## Task statement
From the entries that follow, pick out all lines holding "icon".

## Dataset rows
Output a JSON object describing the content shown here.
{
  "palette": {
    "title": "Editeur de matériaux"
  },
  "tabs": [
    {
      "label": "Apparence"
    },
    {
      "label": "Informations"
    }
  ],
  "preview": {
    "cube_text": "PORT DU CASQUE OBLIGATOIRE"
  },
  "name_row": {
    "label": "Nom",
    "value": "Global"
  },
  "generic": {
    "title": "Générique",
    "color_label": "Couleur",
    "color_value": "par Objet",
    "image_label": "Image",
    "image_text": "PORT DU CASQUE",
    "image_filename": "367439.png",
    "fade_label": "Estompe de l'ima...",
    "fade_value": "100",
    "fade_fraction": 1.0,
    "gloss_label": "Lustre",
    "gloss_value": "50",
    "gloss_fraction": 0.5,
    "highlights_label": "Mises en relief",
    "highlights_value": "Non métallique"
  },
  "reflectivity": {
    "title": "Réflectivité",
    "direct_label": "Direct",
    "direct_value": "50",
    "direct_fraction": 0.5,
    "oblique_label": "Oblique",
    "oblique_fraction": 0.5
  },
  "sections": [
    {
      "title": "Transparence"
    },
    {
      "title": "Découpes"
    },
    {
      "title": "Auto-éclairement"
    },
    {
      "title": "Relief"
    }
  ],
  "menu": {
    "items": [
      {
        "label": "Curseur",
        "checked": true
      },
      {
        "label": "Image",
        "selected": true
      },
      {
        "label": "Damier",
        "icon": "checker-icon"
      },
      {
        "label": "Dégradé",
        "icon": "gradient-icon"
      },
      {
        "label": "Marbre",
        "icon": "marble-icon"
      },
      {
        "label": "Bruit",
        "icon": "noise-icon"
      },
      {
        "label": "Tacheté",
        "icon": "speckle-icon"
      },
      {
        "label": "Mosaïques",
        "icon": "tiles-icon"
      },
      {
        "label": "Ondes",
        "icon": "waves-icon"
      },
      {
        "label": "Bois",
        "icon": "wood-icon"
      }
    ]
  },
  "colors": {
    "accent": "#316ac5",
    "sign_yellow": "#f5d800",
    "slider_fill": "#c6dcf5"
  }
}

## Final result
        "icon": "checker-icon"
        "icon": "gradient-icon"
        "icon": "marble-icon"
        "icon": "noise-icon"
        "icon": "speckle-icon"
        "icon": "tiles-icon"
        "icon": "waves-icon"
        "icon": "wood-icon"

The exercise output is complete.